# GOAL
Read through the records below and copy each line that uses the word "purpleTrack".

# DATA SUPPLIED
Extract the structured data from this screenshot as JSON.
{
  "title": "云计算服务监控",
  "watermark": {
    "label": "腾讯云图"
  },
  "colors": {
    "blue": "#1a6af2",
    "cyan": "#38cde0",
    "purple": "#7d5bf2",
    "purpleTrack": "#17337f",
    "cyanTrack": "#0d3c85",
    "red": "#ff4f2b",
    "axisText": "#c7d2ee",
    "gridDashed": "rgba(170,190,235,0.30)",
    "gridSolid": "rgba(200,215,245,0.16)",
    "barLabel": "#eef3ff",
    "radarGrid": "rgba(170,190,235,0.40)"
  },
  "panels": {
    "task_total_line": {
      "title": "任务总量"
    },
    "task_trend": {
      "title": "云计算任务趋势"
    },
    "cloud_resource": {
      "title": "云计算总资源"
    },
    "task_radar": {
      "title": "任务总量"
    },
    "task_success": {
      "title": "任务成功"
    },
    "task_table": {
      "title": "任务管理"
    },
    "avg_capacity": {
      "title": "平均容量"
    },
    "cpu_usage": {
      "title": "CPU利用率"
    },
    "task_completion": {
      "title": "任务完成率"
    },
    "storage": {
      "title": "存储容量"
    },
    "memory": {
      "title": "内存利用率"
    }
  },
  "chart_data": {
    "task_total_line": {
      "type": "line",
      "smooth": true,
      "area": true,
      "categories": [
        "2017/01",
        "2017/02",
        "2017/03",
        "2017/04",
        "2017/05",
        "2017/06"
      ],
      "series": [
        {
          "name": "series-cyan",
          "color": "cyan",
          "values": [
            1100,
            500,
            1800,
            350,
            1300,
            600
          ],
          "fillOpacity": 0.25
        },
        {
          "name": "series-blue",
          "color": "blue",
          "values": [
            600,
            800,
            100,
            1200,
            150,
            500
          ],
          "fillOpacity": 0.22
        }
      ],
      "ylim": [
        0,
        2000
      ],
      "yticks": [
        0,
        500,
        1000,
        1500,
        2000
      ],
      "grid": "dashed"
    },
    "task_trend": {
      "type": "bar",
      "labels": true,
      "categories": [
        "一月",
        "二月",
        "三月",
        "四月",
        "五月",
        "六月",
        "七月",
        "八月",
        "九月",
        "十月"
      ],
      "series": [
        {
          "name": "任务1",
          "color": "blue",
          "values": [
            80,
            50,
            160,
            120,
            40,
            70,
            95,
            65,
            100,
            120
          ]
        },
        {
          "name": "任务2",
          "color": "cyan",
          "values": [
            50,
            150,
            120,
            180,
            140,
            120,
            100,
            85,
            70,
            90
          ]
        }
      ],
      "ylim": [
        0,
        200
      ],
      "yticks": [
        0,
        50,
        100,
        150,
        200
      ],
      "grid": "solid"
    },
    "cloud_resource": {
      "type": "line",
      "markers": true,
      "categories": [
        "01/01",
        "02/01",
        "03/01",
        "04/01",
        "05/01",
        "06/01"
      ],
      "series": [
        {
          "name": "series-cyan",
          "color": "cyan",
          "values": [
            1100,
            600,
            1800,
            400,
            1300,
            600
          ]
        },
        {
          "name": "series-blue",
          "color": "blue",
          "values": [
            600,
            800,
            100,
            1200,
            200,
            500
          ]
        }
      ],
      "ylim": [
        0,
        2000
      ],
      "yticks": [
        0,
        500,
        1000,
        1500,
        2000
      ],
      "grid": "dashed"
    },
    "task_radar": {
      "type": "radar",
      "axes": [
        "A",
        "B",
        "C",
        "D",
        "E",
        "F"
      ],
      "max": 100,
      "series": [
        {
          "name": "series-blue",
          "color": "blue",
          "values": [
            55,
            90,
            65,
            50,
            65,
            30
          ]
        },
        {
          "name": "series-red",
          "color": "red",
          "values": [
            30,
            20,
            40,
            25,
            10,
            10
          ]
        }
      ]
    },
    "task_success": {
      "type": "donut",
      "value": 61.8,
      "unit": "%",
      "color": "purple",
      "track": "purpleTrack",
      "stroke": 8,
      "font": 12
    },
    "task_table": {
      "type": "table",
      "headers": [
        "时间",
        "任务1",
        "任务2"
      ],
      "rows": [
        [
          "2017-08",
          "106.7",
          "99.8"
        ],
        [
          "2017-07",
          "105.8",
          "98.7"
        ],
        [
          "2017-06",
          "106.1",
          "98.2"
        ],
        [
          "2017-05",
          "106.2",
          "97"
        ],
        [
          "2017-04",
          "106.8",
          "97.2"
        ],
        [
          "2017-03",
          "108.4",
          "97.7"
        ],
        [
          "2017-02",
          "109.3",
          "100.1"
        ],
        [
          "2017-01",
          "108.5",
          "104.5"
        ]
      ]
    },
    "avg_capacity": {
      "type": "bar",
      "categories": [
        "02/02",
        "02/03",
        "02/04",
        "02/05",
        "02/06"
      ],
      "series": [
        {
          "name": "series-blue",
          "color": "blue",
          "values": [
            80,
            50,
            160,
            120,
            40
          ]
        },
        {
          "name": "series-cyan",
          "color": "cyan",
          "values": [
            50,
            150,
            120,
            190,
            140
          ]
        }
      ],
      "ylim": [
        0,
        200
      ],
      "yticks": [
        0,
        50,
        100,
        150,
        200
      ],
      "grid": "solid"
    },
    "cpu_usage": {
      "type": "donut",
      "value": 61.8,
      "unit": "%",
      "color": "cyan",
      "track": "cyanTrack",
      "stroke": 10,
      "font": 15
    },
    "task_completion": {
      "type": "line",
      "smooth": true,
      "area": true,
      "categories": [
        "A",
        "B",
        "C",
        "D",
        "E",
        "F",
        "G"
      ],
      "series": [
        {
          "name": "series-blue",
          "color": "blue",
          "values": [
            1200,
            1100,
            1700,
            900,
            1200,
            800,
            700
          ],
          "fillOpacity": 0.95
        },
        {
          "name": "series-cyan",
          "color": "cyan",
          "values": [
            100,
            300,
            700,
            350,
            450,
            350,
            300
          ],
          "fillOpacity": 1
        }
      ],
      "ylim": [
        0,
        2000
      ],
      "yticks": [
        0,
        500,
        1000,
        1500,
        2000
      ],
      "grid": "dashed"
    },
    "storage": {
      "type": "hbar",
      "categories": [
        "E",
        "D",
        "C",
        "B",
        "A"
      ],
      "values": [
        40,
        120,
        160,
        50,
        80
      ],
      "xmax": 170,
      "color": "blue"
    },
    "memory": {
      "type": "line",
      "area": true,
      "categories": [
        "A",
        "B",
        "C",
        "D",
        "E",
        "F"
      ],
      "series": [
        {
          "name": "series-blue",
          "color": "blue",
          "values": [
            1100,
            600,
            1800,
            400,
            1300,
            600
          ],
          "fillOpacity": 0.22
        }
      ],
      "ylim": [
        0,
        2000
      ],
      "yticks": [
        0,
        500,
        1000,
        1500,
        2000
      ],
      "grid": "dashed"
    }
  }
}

# SOLUTION
    "purpleTrack": "#17337f",
      "track": "purpleTrack",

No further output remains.